= Required action =
The required result is a copy of each line below in which "disease" appears.

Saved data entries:
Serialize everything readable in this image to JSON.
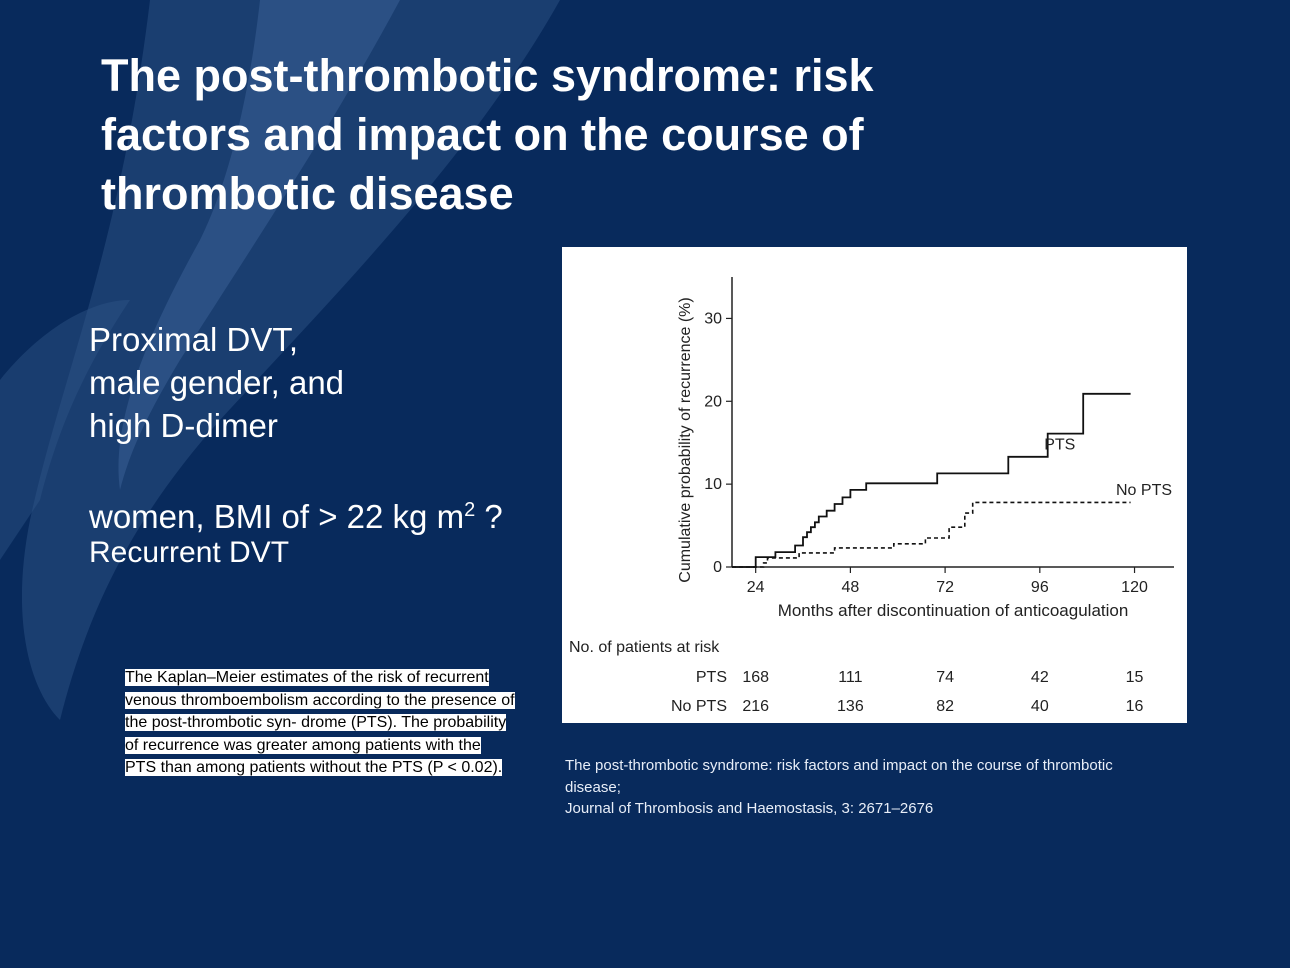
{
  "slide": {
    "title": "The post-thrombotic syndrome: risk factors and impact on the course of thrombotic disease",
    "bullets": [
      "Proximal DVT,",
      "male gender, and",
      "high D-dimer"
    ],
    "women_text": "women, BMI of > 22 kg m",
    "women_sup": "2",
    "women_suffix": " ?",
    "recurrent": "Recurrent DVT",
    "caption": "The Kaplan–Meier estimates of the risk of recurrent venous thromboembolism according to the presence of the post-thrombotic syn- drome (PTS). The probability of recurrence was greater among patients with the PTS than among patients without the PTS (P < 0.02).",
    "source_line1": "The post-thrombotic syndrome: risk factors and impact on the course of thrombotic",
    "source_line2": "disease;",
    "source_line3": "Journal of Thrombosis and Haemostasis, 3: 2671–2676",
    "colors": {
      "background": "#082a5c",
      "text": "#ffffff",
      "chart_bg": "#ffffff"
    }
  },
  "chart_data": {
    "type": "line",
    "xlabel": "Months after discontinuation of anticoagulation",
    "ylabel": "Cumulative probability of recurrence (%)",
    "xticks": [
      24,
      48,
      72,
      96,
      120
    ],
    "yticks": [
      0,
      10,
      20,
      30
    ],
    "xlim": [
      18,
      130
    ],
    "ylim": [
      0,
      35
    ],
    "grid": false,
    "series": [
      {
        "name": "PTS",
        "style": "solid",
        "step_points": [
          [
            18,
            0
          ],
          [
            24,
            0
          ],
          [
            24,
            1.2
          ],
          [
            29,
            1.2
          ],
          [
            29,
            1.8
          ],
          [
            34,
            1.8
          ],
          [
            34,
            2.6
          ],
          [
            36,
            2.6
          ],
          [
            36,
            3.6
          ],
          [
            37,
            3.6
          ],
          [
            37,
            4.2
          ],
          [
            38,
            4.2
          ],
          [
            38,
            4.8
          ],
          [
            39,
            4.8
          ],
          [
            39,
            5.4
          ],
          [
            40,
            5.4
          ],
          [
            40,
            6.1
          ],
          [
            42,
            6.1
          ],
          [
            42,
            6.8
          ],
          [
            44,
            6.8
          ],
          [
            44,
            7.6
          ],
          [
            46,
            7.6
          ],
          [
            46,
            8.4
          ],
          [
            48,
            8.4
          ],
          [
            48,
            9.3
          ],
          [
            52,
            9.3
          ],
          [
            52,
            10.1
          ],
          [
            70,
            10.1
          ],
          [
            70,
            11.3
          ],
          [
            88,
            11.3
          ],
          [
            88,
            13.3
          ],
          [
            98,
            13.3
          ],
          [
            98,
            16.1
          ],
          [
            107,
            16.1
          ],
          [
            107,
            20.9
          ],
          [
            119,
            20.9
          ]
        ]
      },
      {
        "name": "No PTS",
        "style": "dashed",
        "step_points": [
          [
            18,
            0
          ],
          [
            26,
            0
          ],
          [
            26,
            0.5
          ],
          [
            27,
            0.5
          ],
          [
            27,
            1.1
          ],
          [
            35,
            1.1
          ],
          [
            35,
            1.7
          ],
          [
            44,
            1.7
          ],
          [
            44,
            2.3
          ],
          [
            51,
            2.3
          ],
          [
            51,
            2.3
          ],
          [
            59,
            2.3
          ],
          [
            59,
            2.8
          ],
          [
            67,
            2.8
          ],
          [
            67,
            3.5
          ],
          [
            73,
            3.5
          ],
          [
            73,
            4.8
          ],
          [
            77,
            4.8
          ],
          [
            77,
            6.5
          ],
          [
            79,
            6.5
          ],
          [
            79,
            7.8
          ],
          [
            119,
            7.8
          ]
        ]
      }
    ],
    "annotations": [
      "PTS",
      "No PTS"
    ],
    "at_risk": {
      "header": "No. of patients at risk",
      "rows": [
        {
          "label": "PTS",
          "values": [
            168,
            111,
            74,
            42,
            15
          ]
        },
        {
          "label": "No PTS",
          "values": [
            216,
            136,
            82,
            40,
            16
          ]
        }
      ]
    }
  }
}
==
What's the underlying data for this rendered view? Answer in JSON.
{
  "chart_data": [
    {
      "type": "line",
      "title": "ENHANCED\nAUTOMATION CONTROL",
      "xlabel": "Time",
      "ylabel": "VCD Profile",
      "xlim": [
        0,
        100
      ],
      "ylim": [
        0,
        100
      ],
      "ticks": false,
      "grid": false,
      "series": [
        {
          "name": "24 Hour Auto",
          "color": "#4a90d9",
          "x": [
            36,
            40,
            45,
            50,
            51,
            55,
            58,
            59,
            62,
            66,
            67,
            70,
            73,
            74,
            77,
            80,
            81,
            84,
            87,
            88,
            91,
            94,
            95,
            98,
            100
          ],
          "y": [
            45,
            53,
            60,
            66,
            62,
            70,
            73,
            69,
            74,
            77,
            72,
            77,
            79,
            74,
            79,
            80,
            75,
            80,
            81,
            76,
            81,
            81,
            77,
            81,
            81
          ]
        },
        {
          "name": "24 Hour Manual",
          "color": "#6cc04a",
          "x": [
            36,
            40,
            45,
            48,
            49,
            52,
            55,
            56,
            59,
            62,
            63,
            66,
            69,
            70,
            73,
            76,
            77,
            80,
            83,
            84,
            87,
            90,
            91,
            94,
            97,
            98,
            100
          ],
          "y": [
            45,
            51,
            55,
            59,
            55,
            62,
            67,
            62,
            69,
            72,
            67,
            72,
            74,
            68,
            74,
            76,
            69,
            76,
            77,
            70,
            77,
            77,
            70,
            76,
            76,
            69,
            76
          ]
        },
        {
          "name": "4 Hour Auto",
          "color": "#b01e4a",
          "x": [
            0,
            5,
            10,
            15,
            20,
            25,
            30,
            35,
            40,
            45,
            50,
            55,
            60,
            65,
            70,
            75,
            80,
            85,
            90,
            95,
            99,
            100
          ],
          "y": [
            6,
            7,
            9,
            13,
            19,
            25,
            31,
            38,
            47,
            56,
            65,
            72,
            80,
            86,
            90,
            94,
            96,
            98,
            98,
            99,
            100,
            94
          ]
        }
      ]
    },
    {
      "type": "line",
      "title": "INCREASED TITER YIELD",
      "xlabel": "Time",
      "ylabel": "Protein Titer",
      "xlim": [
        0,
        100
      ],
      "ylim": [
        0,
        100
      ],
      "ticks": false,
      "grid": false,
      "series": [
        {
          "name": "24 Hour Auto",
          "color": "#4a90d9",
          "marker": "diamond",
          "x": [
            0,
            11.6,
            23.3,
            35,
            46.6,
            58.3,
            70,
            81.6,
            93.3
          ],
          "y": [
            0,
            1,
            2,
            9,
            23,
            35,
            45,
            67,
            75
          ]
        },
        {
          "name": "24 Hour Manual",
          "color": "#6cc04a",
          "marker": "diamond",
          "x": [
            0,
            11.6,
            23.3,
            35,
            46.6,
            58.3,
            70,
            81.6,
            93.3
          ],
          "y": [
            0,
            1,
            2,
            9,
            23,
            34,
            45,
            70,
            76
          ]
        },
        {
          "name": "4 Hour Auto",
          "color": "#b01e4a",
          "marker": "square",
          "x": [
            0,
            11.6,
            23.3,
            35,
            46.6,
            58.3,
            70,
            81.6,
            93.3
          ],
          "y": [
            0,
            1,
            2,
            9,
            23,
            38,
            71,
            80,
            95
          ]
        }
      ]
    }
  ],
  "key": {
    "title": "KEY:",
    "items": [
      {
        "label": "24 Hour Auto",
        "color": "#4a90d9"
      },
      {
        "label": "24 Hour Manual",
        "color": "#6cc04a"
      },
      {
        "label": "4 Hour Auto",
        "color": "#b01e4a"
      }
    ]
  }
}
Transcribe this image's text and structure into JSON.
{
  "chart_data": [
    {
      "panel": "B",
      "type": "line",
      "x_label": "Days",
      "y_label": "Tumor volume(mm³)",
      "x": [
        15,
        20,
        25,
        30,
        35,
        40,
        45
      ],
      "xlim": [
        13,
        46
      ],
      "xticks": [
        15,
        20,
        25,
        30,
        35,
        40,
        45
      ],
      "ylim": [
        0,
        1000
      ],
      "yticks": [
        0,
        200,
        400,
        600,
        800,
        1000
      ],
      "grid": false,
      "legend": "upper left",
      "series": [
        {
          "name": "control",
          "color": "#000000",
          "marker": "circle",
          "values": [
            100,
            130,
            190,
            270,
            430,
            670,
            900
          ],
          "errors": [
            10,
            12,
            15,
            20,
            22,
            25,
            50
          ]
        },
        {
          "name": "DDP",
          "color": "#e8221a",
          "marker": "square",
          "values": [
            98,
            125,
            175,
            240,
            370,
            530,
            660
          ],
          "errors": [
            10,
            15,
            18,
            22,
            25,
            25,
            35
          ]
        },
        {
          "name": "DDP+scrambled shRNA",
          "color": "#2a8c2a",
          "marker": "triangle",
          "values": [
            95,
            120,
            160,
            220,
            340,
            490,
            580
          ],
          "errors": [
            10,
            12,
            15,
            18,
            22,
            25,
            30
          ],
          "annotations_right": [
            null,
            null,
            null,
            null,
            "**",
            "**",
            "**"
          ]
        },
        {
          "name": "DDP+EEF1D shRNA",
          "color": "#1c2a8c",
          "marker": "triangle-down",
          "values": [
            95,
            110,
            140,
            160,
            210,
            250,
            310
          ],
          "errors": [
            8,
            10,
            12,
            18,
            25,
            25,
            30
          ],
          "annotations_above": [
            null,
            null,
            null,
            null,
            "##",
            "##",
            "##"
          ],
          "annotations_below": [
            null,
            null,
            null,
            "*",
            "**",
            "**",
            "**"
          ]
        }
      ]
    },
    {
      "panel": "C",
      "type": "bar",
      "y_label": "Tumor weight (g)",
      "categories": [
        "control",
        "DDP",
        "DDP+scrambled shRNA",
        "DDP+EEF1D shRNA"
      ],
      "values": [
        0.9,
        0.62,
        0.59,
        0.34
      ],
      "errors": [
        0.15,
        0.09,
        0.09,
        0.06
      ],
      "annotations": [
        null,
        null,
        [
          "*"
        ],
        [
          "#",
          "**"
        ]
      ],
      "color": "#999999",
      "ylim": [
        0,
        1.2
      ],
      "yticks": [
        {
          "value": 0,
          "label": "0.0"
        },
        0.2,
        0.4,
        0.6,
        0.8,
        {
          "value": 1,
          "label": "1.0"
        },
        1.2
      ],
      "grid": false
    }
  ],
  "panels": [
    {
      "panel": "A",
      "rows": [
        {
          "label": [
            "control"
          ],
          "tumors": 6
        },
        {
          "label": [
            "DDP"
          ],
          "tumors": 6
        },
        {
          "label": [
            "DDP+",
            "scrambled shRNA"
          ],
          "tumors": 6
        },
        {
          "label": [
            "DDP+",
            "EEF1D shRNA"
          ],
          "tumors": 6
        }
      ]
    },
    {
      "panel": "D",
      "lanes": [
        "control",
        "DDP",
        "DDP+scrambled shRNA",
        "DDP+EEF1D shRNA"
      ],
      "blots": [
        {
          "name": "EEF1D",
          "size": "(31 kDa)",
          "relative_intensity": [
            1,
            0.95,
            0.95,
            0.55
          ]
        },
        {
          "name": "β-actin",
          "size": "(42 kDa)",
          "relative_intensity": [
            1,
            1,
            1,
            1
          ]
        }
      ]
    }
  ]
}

= Solution below =
    "title": "The post-thrombotic syndrome: risk factors and impact on the course of thrombotic disease",
    "source_line2": "disease;",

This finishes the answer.